◆ **Exercise brief**:
Write out the records that appear below, verbatim and complete, but without pictures.

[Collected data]
## Start

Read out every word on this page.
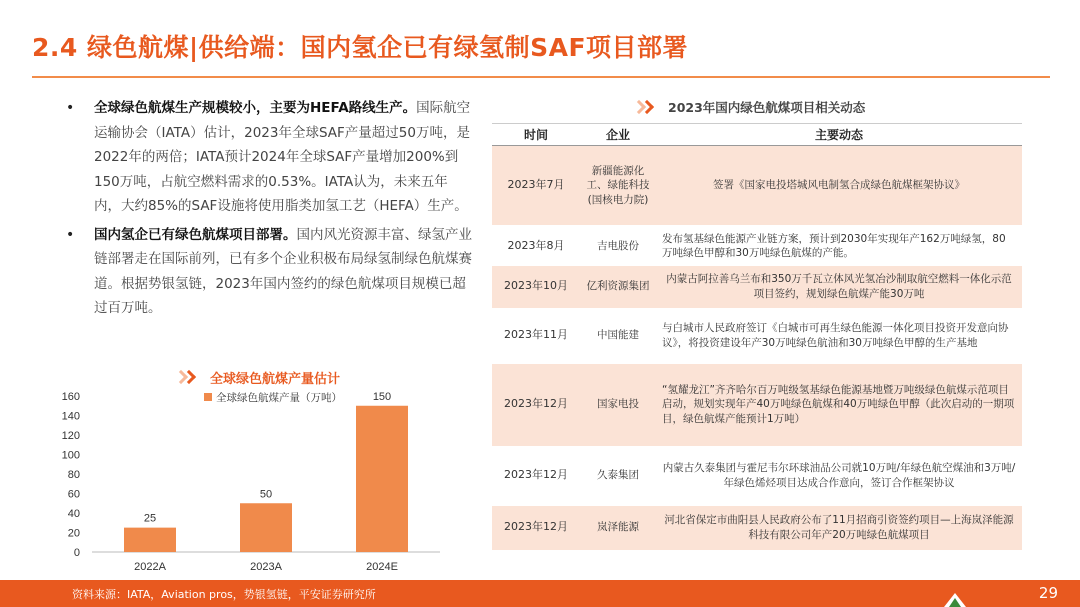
2.4 绿色航煤|供给端：国内氢企已有绿氢制SAF项目部署
• 全球绿色航煤生产规模较小，主要为HEFA路线生产。国际航空运输协会（IATA）估计，2023年全球SAF产量超过50万吨，是2022年的两倍；IATA预计2024年全球SAF产量增加200%到150万吨，占航空燃料需求的0.53%。IATA认为，未来五年内，大约85%的SAF设施将使用脂类加氢工艺（HEFA）生产。
• 国内氢企已有绿色航煤项目部署。国内风光资源丰富、绿氢产业链部署走在国际前列，已有多个企业积极布局绿氢制绿色航煤赛道。根据势银氢链，2023年国内签约的绿色航煤项目规模已超过百万吨。
全球绿色航煤产量估计
0
20
40
60
80
100
120
140
160
25
2022A
50
2023A
150
2024E
全球绿色航煤产量（万吨）
2023年国内绿色航煤项目相关动态
时间	企业	主要动态
2023年7月	新疆能源化工、绿能科技(国核电力院)	签署《国家电投塔城风电制氢合成绿色航煤框架协议》
2023年8月	吉电股份	发布氢基绿色能源产业链方案，预计到2030年实现年产162万吨绿氢，80万吨绿色甲醇和30万吨绿色航煤的产能。
2023年10月	亿利资源集团	内蒙古阿拉善乌兰布和350万千瓦立体风光氢冶沙制取航空燃料一体化示范项目签约，规划绿色航煤产能30万吨
2023年11月	中国能建	与白城市人民政府签订《白城市可再生绿色能源一体化项目投资开发意向协议》，将投资建设年产30万吨绿色航油和30万吨绿色甲醇的生产基地
2023年12月	国家电投	“氢耀龙江”齐齐哈尔百万吨级氢基绿色能源基地暨万吨级绿色航煤示范项目启动，规划实现年产40万吨绿色航煤和40万吨绿色甲醇（此次启动的一期项目，绿色航煤产能预计1万吨）
2023年12月	久泰集团	内蒙古久泰集团与霍尼韦尔环球油品公司就10万吨/年绿色航空煤油和3万吨/年绿色烯烃项目达成合作意向，签订合作框架协议
2023年12月	岚泽能源	河北省保定市曲阳县人民政府公布了11月招商引资签约项目—上海岚泽能源科技有限公司年产20万吨绿色航煤项目
资料来源：IATA，Aviation pros，势银氢链，平安证券研究所	29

## End

◆ **Solution to this task**:
Read out every word on this page.
2.4 绿色航煤|供给端：国内氢企已有绿氢制SAF项目部署
• 全球绿色航煤生产规模较小，主要为HEFA路线生产。国际航空运输协会（IATA）估计，2023年全球SAF产量超过50万吨，是2022年的两倍；IATA预计2024年全球SAF产量增加200%到150万吨，占航空燃料需求的0.53%。IATA认为，未来五年内，大约85%的SAF设施将使用脂类加氢工艺（HEFA）生产。
• 国内氢企已有绿色航煤项目部署。国内风光资源丰富、绿氢产业链部署走在国际前列，已有多个企业积极布局绿氢制绿色航煤赛道。根据势银氢链，2023年国内签约的绿色航煤项目规模已超过百万吨。
全球绿色航煤产量估计
0
20
40
60
80
100
120
140
160
25
2022A
50
2023A
150
2024E
全球绿色航煤产量（万吨）
2023年国内绿色航煤项目相关动态
时间	企业	主要动态
2023年7月	新疆能源化工、绿能科技(国核电力院)	签署《国家电投塔城风电制氢合成绿色航煤框架协议》
2023年8月	吉电股份	发布氢基绿色能源产业链方案，预计到2030年实现年产162万吨绿氢，80万吨绿色甲醇和30万吨绿色航煤的产能。
2023年10月	亿利资源集团	内蒙古阿拉善乌兰布和350万千瓦立体风光氢冶沙制取航空燃料一体化示范项目签约，规划绿色航煤产能30万吨
2023年11月	中国能建	与白城市人民政府签订《白城市可再生绿色能源一体化项目投资开发意向协议》，将投资建设年产30万吨绿色航油和30万吨绿色甲醇的生产基地
2023年12月	国家电投	“氢耀龙江”齐齐哈尔百万吨级氢基绿色能源基地暨万吨级绿色航煤示范项目启动，规划实现年产40万吨绿色航煤和40万吨绿色甲醇（此次启动的一期项目，绿色航煤产能预计1万吨）
2023年12月	久泰集团	内蒙古久泰集团与霍尼韦尔环球油品公司就10万吨/年绿色航空煤油和3万吨/年绿色烯烃项目达成合作意向，签订合作框架协议
2023年12月	岚泽能源	河北省保定市曲阳县人民政府公布了11月招商引资签约项目—上海岚泽能源科技有限公司年产20万吨绿色航煤项目
资料来源：IATA，Aviation pros，势银氢链，平安证券研究所	29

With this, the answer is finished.